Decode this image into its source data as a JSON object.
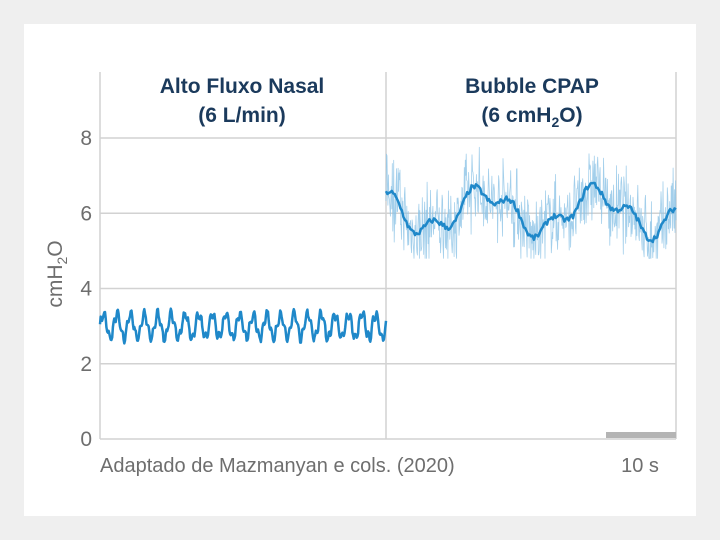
{
  "chart_data": {
    "type": "line",
    "ylabel": "cmH",
    "ylabel_sub": "2",
    "ylabel_end": "O",
    "ylim": [
      0,
      8
    ],
    "yticks": [
      0,
      2,
      4,
      6,
      8
    ],
    "grid": true,
    "panels": [
      {
        "title_line1": "Alto Fluxo Nasal",
        "title_line2": "(6 L/min)",
        "mean": 3.0,
        "amplitude": 0.32,
        "cycles": 21
      },
      {
        "title_line1": "Bubble CPAP",
        "title_line2_pre": "(6 cmH",
        "title_line2_sub": "2",
        "title_line2_post": "O)",
        "mean": 6.05,
        "range": [
          4.8,
          8.0
        ],
        "noisy": true
      }
    ],
    "scale_bar_label": "10 s"
  },
  "source": "Adaptado de Mazmanyan e cols. (2020)",
  "colors": {
    "trace": "#1f88c9",
    "trace_light": "#8cc3e6",
    "grid": "#d2d2d2",
    "title": "#1b3a5c",
    "text": "#6e6e6e",
    "scale_bar": "#b4b4b4"
  }
}
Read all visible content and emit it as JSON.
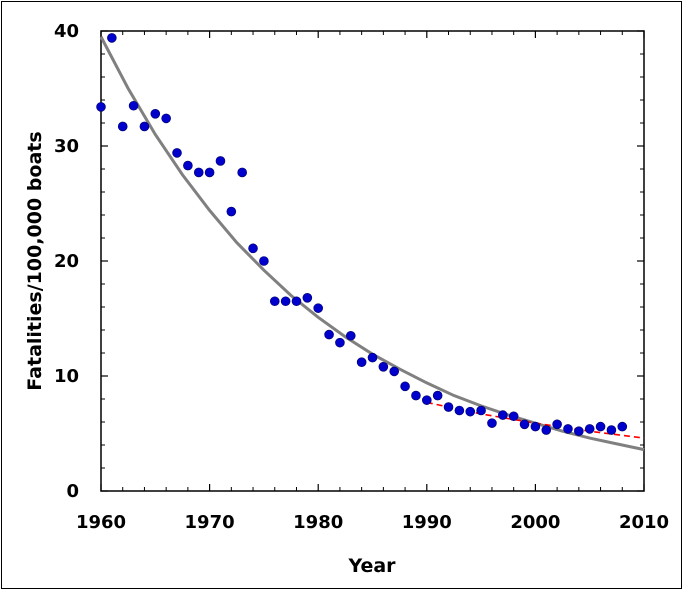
{
  "chart_data": {
    "type": "scatter",
    "title": "",
    "xlabel": "Year",
    "ylabel": "Fatalities/100,000 boats",
    "xlim": [
      1960,
      2010
    ],
    "ylim": [
      0,
      40
    ],
    "x_ticks": [
      1960,
      1970,
      1980,
      1990,
      2000,
      2010
    ],
    "y_ticks": [
      0,
      10,
      20,
      30,
      40
    ],
    "x_tick_labels": [
      "1960",
      "1970",
      "1980",
      "1990",
      "2000",
      "2010"
    ],
    "y_tick_labels": [
      "0",
      "10",
      "20",
      "30",
      "40"
    ],
    "grid": false,
    "legend": "none",
    "series": [
      {
        "type": "scatter",
        "color": "#0000cc",
        "x": [
          1960,
          1961,
          1962,
          1963,
          1964,
          1965,
          1966,
          1967,
          1968,
          1969,
          1970,
          1971,
          1972,
          1973,
          1974,
          1975,
          1976,
          1977,
          1978,
          1979,
          1980,
          1981,
          1982,
          1983,
          1984,
          1985,
          1986,
          1987,
          1988,
          1989,
          1990,
          1991,
          1992,
          1993,
          1994,
          1995,
          1996,
          1997,
          1998,
          1999,
          2000,
          2001,
          2002,
          2003,
          2004,
          2005,
          2006,
          2007,
          2008
        ],
        "y": [
          33.4,
          39.4,
          31.7,
          33.5,
          31.7,
          32.8,
          32.4,
          29.4,
          28.3,
          27.7,
          27.7,
          28.7,
          24.3,
          27.7,
          21.1,
          20.0,
          16.5,
          16.5,
          16.5,
          16.8,
          15.9,
          13.6,
          12.9,
          13.5,
          11.2,
          11.6,
          10.8,
          10.4,
          9.1,
          8.3,
          7.9,
          8.3,
          7.3,
          7.0,
          6.9,
          7.0,
          5.9,
          6.6,
          6.5,
          5.8,
          5.6,
          5.3,
          5.8,
          5.4,
          5.2,
          5.4,
          5.6,
          5.3,
          5.6
        ]
      },
      {
        "type": "line",
        "color": "#808080",
        "x": [
          1960,
          1962.5,
          1965,
          1967.5,
          1970,
          1972.5,
          1975,
          1977.5,
          1980,
          1982.5,
          1985,
          1987.5,
          1990,
          1992.5,
          1995,
          1997.5,
          2000,
          2002.5,
          2005,
          2007.5,
          2010
        ],
        "y": [
          39.5,
          35.0,
          31.0,
          27.5,
          24.4,
          21.6,
          19.2,
          17.0,
          15.1,
          13.4,
          11.9,
          10.6,
          9.4,
          8.3,
          7.4,
          6.6,
          5.9,
          5.2,
          4.6,
          4.1,
          3.6
        ]
      },
      {
        "type": "line",
        "style": "dashed",
        "color": "#ff0000",
        "x": [
          1990,
          1995,
          2000,
          2005,
          2010
        ],
        "y": [
          7.7,
          6.7,
          5.9,
          5.2,
          4.6
        ]
      }
    ]
  }
}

What to do = Quote in full the listing given above; the images are to be left out.

Task result =
Decode this image into its source data as a JSON object.
{
  "chart_data": {
    "type": "line",
    "ylabel": "cmH",
    "ylabel_sub": "2",
    "ylabel_end": "O",
    "ylim": [
      0,
      8
    ],
    "yticks": [
      0,
      2,
      4,
      6,
      8
    ],
    "grid": true,
    "panels": [
      {
        "title_line1": "Alto Fluxo Nasal",
        "title_line2": "(6 L/min)",
        "mean": 3.0,
        "amplitude": 0.32,
        "cycles": 21
      },
      {
        "title_line1": "Bubble CPAP",
        "title_line2_pre": "(6 cmH",
        "title_line2_sub": "2",
        "title_line2_post": "O)",
        "mean": 6.05,
        "range": [
          4.8,
          8.0
        ],
        "noisy": true
      }
    ],
    "scale_bar_label": "10 s"
  },
  "source": "Adaptado de Mazmanyan e cols. (2020)",
  "colors": {
    "trace": "#1f88c9",
    "trace_light": "#8cc3e6",
    "grid": "#d2d2d2",
    "title": "#1b3a5c",
    "text": "#6e6e6e",
    "scale_bar": "#b4b4b4"
  }
}
Read all visible content and emit it as JSON.
{
  "chart_data": {
    "type": "scatter",
    "title": "",
    "xlabel": "Year",
    "ylabel": "Fatalities/100,000 boats",
    "xlim": [
      1960,
      2010
    ],
    "ylim": [
      0,
      40
    ],
    "x_ticks": [
      1960,
      1970,
      1980,
      1990,
      2000,
      2010
    ],
    "y_ticks": [
      0,
      10,
      20,
      30,
      40
    ],
    "x_tick_labels": [
      "1960",
      "1970",
      "1980",
      "1990",
      "2000",
      "2010"
    ],
    "y_tick_labels": [
      "0",
      "10",
      "20",
      "30",
      "40"
    ],
    "grid": false,
    "legend": "none",
    "series": [
      {
        "type": "scatter",
        "color": "#0000cc",
        "x": [
          1960,
          1961,
          1962,
          1963,
          1964,
          1965,
          1966,
          1967,
          1968,
          1969,
          1970,
          1971,
          1972,
          1973,
          1974,
          1975,
          1976,
          1977,
          1978,
          1979,
          1980,
          1981,
          1982,
          1983,
          1984,
          1985,
          1986,
          1987,
          1988,
          1989,
          1990,
          1991,
          1992,
          1993,
          1994,
          1995,
          1996,
          1997,
          1998,
          1999,
          2000,
          2001,
          2002,
          2003,
          2004,
          2005,
          2006,
          2007,
          2008
        ],
        "y": [
          33.4,
          39.4,
          31.7,
          33.5,
          31.7,
          32.8,
          32.4,
          29.4,
          28.3,
          27.7,
          27.7,
          28.7,
          24.3,
          27.7,
          21.1,
          20.0,
          16.5,
          16.5,
          16.5,
          16.8,
          15.9,
          13.6,
          12.9,
          13.5,
          11.2,
          11.6,
          10.8,
          10.4,
          9.1,
          8.3,
          7.9,
          8.3,
          7.3,
          7.0,
          6.9,
          7.0,
          5.9,
          6.6,
          6.5,
          5.8,
          5.6,
          5.3,
          5.8,
          5.4,
          5.2,
          5.4,
          5.6,
          5.3,
          5.6
        ]
      },
      {
        "type": "line",
        "color": "#808080",
        "x": [
          1960,
          1962.5,
          1965,
          1967.5,
          1970,
          1972.5,
          1975,
          1977.5,
          1980,
          1982.5,
          1985,
          1987.5,
          1990,
          1992.5,
          1995,
          1997.5,
          2000,
          2002.5,
          2005,
          2007.5,
          2010
        ],
        "y": [
          39.5,
          35.0,
          31.0,
          27.5,
          24.4,
          21.6,
          19.2,
          17.0,
          15.1,
          13.4,
          11.9,
          10.6,
          9.4,
          8.3,
          7.4,
          6.6,
          5.9,
          5.2,
          4.6,
          4.1,
          3.6
        ]
      },
      {
        "type": "line",
        "style": "dashed",
        "color": "#ff0000",
        "x": [
          1990,
          1995,
          2000,
          2005,
          2010
        ],
        "y": [
          7.7,
          6.7,
          5.9,
          5.2,
          4.6
        ]
      }
    ]
  }
}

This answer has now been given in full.